* [Task prompt]: Report back each line of the records that contains the string "very".

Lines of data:
===============
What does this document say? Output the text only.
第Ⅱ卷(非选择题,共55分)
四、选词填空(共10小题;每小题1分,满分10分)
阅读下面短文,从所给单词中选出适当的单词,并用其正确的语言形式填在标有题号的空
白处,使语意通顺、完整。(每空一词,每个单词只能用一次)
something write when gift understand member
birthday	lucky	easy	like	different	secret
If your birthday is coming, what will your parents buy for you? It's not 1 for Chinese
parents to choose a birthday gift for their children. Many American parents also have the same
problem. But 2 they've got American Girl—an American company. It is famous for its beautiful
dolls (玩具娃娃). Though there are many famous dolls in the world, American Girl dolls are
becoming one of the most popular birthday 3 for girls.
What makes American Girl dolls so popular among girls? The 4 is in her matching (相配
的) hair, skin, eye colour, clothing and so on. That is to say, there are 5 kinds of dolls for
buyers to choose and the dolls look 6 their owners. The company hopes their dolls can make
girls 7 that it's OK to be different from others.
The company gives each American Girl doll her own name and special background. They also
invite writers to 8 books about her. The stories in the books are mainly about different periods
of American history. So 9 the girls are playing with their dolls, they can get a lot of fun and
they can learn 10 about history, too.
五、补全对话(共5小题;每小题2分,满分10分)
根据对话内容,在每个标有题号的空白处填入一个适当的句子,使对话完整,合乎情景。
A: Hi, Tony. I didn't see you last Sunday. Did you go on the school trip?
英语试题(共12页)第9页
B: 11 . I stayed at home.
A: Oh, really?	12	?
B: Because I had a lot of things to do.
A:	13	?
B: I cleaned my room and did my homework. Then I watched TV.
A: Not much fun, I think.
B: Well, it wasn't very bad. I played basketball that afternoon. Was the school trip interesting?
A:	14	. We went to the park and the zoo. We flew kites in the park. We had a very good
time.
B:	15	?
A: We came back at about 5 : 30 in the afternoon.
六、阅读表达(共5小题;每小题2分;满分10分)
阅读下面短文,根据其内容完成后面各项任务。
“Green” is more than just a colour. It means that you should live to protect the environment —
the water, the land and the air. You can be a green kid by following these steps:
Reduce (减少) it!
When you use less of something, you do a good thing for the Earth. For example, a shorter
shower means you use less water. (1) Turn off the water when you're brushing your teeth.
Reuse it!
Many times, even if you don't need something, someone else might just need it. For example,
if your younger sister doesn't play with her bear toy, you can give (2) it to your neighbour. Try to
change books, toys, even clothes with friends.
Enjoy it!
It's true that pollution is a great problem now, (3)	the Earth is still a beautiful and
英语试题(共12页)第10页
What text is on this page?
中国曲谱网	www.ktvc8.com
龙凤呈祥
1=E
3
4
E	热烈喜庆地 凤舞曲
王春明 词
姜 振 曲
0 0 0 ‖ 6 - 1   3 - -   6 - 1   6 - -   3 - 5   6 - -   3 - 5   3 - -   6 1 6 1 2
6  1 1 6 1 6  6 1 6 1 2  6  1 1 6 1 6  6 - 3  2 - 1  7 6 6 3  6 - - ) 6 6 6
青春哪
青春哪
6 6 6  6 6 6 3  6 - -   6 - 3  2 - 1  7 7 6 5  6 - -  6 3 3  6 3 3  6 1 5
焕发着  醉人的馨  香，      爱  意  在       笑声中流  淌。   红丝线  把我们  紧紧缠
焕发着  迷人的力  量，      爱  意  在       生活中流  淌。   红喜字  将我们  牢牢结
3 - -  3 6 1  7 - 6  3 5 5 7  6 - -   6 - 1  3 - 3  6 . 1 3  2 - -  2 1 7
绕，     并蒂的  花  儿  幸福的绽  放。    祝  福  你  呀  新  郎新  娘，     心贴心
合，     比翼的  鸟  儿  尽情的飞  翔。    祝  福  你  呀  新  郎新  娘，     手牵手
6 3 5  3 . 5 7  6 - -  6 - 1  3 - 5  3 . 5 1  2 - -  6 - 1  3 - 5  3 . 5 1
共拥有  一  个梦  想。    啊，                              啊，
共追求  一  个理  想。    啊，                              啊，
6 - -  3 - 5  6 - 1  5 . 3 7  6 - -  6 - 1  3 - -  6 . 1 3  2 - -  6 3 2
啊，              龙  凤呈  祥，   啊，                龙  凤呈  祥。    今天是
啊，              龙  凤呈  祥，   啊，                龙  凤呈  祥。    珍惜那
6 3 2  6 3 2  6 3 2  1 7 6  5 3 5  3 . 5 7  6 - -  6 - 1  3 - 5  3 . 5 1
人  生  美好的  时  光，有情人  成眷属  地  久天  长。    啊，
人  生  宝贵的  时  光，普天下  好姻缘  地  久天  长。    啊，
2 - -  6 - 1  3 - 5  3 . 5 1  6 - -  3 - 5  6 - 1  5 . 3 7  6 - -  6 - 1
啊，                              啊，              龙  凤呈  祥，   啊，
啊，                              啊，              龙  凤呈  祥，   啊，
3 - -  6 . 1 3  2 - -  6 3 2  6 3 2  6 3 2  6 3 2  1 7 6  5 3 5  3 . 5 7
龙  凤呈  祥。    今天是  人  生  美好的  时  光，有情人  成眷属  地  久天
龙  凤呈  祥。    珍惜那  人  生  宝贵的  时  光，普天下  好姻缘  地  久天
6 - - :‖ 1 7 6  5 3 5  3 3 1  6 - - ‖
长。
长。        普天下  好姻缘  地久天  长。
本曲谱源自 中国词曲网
===============
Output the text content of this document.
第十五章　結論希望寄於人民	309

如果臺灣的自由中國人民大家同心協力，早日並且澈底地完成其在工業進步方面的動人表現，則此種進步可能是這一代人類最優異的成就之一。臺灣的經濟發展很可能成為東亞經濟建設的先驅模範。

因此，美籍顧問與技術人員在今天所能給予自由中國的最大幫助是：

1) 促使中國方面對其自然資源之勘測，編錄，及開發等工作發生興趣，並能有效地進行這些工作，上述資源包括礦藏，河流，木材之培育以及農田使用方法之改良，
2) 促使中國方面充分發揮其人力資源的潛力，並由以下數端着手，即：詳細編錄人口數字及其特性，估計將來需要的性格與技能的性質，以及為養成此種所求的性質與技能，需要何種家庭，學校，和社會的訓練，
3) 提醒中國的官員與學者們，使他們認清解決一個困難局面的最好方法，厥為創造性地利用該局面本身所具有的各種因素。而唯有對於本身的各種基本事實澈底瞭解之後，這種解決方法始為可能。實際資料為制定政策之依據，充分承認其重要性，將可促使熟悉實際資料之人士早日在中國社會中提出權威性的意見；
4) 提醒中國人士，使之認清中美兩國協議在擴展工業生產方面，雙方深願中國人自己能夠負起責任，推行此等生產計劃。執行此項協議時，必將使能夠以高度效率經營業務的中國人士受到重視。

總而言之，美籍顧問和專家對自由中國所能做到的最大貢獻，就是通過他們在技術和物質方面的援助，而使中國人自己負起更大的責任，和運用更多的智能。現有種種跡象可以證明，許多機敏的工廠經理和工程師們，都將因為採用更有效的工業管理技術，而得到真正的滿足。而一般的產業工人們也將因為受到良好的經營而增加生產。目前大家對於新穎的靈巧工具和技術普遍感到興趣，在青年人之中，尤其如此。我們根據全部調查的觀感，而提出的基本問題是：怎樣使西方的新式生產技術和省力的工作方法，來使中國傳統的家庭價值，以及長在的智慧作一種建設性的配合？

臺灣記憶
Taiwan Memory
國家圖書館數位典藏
===============
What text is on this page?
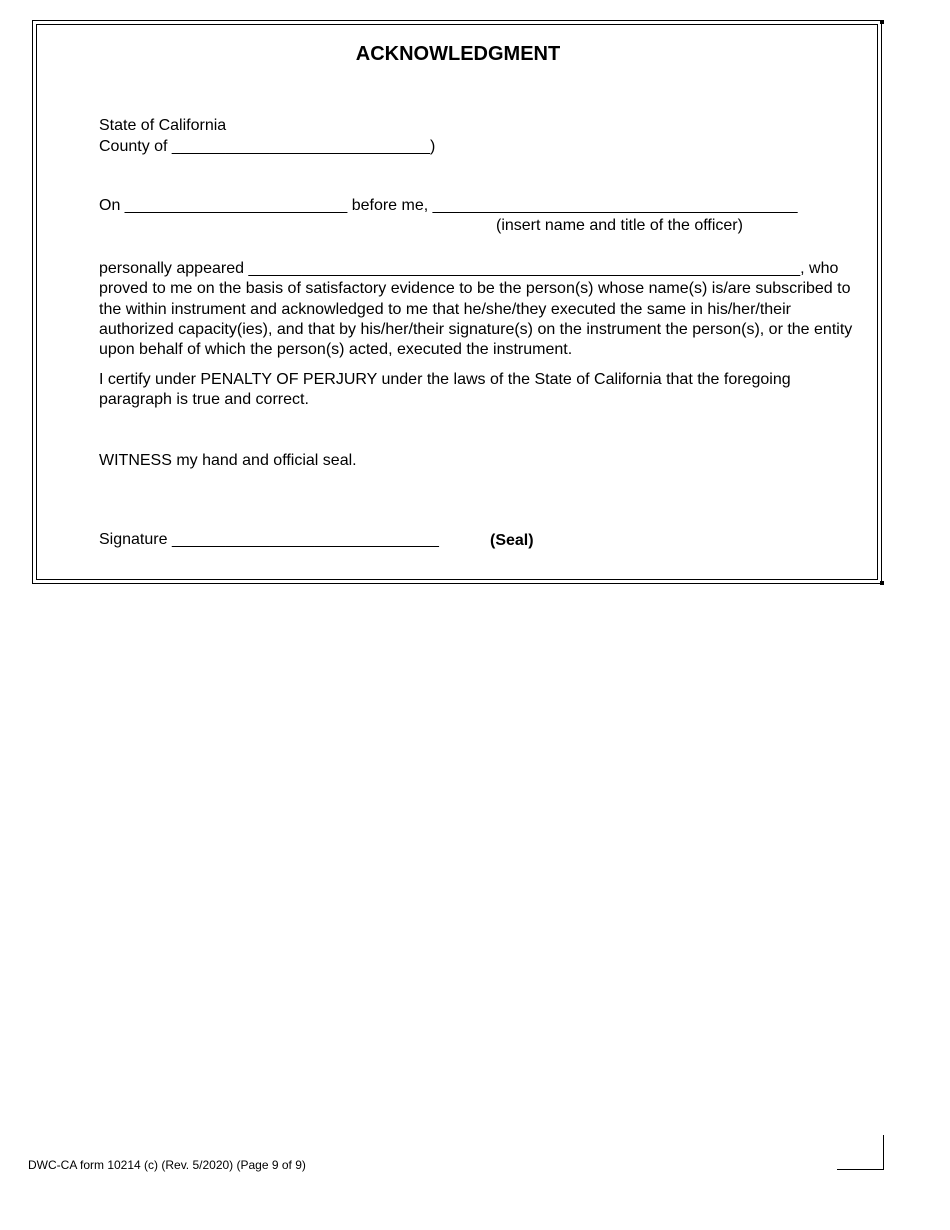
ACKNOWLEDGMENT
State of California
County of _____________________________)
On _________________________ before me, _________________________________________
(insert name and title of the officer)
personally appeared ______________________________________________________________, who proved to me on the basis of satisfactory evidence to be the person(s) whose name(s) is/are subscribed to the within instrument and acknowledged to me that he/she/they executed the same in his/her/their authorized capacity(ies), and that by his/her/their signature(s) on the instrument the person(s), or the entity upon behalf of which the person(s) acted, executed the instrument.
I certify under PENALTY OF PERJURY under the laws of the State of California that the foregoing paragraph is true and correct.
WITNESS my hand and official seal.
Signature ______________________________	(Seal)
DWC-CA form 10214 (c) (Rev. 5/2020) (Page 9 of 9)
===============
* [Full response]:
B: Well, it wasn't very bad. I played basketball that afternoon. Was the school trip interesting?
A:	14	. We went to the park and the zoo. We flew kites in the park. We had a very good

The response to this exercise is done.